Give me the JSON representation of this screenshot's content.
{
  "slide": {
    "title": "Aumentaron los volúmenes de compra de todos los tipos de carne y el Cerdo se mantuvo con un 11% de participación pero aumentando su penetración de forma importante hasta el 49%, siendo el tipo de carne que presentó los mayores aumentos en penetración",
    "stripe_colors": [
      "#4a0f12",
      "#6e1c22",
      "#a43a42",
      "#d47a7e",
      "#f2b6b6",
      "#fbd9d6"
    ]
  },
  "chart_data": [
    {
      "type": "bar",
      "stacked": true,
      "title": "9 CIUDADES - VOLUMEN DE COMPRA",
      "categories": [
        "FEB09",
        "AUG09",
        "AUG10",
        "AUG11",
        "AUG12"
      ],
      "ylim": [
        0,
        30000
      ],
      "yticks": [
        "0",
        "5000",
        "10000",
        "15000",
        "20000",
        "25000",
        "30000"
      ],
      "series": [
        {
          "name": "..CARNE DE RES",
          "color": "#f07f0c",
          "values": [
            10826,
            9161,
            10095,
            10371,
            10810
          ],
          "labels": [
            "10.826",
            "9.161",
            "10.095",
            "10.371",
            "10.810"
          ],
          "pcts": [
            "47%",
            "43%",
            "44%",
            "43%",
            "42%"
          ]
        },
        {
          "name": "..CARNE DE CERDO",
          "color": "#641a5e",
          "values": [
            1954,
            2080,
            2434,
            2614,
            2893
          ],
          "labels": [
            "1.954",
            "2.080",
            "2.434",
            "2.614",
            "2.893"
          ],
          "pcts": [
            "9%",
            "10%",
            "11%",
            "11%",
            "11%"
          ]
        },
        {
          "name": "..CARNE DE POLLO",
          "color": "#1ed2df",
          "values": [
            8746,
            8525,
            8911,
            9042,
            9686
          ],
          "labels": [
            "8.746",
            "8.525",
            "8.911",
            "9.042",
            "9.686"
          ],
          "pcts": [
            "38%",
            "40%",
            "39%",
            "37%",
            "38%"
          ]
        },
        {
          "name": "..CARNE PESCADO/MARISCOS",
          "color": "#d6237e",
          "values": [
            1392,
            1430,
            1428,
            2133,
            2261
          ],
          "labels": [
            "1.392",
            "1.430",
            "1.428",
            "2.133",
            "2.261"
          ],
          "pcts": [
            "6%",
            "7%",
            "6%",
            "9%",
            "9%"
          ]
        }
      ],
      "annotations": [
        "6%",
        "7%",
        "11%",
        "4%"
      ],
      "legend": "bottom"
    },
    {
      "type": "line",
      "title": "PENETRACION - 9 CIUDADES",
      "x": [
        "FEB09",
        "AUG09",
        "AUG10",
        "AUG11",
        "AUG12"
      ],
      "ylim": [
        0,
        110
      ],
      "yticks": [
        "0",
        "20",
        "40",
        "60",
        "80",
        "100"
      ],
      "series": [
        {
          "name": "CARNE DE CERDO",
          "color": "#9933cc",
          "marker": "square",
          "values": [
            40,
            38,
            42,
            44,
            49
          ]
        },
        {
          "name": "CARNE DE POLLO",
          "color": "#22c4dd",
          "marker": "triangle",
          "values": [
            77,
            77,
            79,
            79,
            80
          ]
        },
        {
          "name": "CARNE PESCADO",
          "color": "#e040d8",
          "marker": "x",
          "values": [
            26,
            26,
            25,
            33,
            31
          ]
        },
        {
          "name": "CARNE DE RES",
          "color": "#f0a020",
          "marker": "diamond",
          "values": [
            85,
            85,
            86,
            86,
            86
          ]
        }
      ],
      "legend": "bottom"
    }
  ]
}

===============

EXERCISE PROMPT — Restate the data above exactly, keeping each word as it stands.

SOLVED EXERCISE —
Give me the JSON representation of this screenshot's content.
{
  "slide": {
    "title": "Aumentaron los volúmenes de compra de todos los tipos de carne y el Cerdo se mantuvo con un 11% de participación pero aumentando su penetración de forma importante hasta el 49%, siendo el tipo de carne que presentó los mayores aumentos en penetración",
    "stripe_colors": [
      "#4a0f12",
      "#6e1c22",
      "#a43a42",
      "#d47a7e",
      "#f2b6b6",
      "#fbd9d6"
    ]
  },
  "chart_data": [
    {
      "type": "bar",
      "stacked": true,
      "title": "9 CIUDADES - VOLUMEN DE COMPRA",
      "categories": [
        "FEB09",
        "AUG09",
        "AUG10",
        "AUG11",
        "AUG12"
      ],
      "ylim": [
        0,
        30000
      ],
      "yticks": [
        "0",
        "5000",
        "10000",
        "15000",
        "20000",
        "25000",
        "30000"
      ],
      "series": [
        {
          "name": "..CARNE DE RES",
          "color": "#f07f0c",
          "values": [
            10826,
            9161,
            10095,
            10371,
            10810
          ],
          "labels": [
            "10.826",
            "9.161",
            "10.095",
            "10.371",
            "10.810"
          ],
          "pcts": [
            "47%",
            "43%",
            "44%",
            "43%",
            "42%"
          ]
        },
        {
          "name": "..CARNE DE CERDO",
          "color": "#641a5e",
          "values": [
            1954,
            2080,
            2434,
            2614,
            2893
          ],
          "labels": [
            "1.954",
            "2.080",
            "2.434",
            "2.614",
            "2.893"
          ],
          "pcts": [
            "9%",
            "10%",
            "11%",
            "11%",
            "11%"
          ]
        },
        {
          "name": "..CARNE DE POLLO",
          "color": "#1ed2df",
          "values": [
            8746,
            8525,
            8911,
            9042,
            9686
          ],
          "labels": [
            "8.746",
            "8.525",
            "8.911",
            "9.042",
            "9.686"
          ],
          "pcts": [
            "38%",
            "40%",
            "39%",
            "37%",
            "38%"
          ]
        },
        {
          "name": "..CARNE PESCADO/MARISCOS",
          "color": "#d6237e",
          "values": [
            1392,
            1430,
            1428,
            2133,
            2261
          ],
          "labels": [
            "1.392",
            "1.430",
            "1.428",
            "2.133",
            "2.261"
          ],
          "pcts": [
            "6%",
            "7%",
            "6%",
            "9%",
            "9%"
          ]
        }
      ],
      "annotations": [
        "6%",
        "7%",
        "11%",
        "4%"
      ],
      "legend": "bottom"
    },
    {
      "type": "line",
      "title": "PENETRACION - 9 CIUDADES",
      "x": [
        "FEB09",
        "AUG09",
        "AUG10",
        "AUG11",
        "AUG12"
      ],
      "ylim": [
        0,
        110
      ],
      "yticks": [
        "0",
        "20",
        "40",
        "60",
        "80",
        "100"
      ],
      "series": [
        {
          "name": "CARNE DE CERDO",
          "color": "#9933cc",
          "marker": "square",
          "values": [
            40,
            38,
            42,
            44,
            49
          ]
        },
        {
          "name": "CARNE DE POLLO",
          "color": "#22c4dd",
          "marker": "triangle",
          "values": [
            77,
            77,
            79,
            79,
            80
          ]
        },
        {
          "name": "CARNE PESCADO",
          "color": "#e040d8",
          "marker": "x",
          "values": [
            26,
            26,
            25,
            33,
            31
          ]
        },
        {
          "name": "CARNE DE RES",
          "color": "#f0a020",
          "marker": "diamond",
          "values": [
            85,
            85,
            86,
            86,
            86
          ]
        }
      ],
      "legend": "bottom"
    }
  ]
}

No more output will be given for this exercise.